TASK OBJECTIVE: Using the records that follow, copy every line containing the word "color".

Dataset items

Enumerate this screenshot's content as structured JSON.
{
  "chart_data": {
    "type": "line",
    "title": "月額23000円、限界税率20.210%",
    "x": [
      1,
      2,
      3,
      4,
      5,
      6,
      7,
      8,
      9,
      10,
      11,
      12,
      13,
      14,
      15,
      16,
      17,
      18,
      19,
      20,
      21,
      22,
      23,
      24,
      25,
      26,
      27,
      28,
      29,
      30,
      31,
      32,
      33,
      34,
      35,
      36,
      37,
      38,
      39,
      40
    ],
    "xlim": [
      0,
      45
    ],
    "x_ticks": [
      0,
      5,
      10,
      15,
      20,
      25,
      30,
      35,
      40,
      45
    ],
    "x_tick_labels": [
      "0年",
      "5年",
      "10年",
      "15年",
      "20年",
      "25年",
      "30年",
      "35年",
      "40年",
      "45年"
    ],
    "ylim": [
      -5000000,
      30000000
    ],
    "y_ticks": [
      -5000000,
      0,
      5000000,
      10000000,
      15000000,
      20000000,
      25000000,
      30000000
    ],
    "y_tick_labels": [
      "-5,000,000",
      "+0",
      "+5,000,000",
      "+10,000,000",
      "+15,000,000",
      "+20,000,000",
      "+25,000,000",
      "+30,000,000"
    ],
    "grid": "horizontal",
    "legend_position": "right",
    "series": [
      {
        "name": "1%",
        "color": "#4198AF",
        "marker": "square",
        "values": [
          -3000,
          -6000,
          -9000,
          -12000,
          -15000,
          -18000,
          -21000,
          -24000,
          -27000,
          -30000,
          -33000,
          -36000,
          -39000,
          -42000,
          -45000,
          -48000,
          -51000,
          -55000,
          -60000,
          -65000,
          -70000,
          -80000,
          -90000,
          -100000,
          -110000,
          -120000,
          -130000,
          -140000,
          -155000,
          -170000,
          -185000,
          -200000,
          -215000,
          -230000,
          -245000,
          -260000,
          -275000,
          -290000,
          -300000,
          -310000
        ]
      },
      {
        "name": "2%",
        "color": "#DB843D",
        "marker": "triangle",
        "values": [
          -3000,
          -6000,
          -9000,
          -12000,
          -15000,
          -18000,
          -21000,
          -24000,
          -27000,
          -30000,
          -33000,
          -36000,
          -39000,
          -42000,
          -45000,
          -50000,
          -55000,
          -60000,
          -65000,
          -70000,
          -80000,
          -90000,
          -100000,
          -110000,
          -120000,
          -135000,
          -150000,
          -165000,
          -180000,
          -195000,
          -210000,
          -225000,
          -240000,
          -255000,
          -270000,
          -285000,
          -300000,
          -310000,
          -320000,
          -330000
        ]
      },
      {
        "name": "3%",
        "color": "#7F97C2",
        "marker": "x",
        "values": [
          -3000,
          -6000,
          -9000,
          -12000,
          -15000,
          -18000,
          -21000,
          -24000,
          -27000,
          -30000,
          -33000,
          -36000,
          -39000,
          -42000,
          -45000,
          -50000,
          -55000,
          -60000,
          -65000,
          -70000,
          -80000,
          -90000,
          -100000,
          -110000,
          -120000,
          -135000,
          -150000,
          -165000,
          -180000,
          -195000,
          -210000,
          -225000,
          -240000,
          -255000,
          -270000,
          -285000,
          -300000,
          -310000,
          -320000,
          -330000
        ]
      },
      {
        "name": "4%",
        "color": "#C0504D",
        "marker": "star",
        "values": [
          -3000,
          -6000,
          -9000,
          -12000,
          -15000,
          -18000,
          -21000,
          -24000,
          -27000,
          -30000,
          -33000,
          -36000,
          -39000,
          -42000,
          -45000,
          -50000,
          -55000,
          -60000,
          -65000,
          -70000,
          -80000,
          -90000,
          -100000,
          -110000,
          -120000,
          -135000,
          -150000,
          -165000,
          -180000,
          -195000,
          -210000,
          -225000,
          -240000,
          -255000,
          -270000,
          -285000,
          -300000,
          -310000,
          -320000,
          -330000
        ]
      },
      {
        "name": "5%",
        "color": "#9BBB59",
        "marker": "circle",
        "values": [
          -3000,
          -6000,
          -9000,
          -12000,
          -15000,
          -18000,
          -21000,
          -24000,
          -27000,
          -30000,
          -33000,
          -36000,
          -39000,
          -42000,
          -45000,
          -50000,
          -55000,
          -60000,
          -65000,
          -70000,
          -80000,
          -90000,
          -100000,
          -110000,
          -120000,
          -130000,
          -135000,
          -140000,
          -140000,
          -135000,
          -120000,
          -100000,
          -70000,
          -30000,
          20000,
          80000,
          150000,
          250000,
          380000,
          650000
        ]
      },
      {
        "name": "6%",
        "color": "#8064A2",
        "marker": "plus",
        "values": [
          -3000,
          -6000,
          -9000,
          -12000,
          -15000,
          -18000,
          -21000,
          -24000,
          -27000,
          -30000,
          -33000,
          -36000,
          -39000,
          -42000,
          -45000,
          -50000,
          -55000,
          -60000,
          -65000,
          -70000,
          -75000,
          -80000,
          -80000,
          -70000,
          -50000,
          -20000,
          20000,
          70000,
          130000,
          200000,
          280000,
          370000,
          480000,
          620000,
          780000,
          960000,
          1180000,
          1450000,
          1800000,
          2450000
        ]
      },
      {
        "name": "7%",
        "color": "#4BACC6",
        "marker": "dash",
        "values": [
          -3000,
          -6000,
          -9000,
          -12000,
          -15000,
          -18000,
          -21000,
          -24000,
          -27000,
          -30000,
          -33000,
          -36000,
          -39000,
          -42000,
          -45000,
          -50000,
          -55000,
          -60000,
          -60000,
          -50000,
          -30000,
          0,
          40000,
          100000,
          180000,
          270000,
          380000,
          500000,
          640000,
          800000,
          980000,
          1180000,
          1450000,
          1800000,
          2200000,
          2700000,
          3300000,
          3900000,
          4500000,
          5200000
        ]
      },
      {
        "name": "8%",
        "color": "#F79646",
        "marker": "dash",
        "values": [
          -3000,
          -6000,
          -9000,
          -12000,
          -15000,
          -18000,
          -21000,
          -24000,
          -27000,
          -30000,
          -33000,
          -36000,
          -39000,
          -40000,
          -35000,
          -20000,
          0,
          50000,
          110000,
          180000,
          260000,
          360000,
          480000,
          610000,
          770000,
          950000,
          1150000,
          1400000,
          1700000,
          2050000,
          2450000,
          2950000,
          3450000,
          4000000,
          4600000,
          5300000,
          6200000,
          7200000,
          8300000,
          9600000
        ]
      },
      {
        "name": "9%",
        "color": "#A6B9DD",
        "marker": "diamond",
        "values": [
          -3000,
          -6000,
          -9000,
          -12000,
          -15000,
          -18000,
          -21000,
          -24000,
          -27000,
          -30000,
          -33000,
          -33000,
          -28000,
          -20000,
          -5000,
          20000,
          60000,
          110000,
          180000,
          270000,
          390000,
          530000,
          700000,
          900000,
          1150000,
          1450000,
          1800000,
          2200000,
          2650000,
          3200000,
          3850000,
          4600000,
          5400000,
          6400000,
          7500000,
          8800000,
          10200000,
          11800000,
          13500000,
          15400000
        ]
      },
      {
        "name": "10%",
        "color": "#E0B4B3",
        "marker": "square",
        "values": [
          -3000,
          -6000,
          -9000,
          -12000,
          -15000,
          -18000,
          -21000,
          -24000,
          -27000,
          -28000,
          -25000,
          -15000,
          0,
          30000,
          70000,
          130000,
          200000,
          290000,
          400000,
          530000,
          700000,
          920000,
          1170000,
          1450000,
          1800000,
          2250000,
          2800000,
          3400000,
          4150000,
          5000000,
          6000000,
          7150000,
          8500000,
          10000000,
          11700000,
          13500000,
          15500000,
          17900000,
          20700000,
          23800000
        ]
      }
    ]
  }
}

RESPONSE:
        "color": "#4198AF",
        "color": "#DB843D",
        "color": "#7F97C2",
        "color": "#C0504D",
        "color": "#9BBB59",
        "color": "#8064A2",
        "color": "#4BACC6",
        "color": "#F79646",
        "color": "#A6B9DD",
        "color": "#E0B4B3",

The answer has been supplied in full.